**AIM OF THE TASK**
Take each line containing the word "most" and copy it.

--- Begin ---

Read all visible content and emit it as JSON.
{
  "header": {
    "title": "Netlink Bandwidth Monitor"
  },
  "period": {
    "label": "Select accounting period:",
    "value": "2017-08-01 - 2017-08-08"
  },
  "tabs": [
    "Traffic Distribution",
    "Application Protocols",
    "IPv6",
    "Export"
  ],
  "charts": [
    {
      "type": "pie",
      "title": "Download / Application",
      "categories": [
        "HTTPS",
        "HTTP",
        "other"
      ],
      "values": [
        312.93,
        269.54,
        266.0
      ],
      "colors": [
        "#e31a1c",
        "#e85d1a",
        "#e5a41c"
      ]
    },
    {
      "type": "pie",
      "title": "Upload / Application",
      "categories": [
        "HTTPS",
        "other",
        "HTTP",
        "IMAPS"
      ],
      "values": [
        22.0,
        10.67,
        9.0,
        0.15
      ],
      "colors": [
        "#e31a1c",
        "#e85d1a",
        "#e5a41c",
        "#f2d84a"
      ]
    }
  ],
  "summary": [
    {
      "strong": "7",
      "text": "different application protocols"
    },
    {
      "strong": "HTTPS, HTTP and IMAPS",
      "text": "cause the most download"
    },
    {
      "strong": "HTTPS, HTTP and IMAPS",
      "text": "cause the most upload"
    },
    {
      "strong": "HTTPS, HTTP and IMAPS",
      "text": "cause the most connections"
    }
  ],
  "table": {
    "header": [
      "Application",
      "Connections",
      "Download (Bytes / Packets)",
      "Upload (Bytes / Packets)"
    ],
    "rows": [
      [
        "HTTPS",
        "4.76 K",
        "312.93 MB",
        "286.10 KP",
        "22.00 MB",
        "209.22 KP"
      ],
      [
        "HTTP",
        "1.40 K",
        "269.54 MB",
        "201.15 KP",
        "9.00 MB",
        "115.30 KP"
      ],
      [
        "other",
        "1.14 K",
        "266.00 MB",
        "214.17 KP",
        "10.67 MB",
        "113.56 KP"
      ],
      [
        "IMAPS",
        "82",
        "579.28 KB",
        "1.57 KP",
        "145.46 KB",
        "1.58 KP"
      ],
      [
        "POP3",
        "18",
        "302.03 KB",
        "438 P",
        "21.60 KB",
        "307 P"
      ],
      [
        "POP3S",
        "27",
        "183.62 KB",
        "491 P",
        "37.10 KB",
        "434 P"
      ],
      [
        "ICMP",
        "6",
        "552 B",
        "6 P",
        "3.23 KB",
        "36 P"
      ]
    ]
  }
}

--- End ---

**REPLY TO THE EXERCISE**
      "text": "cause the most download"
      "text": "cause the most upload"
      "text": "cause the most connections"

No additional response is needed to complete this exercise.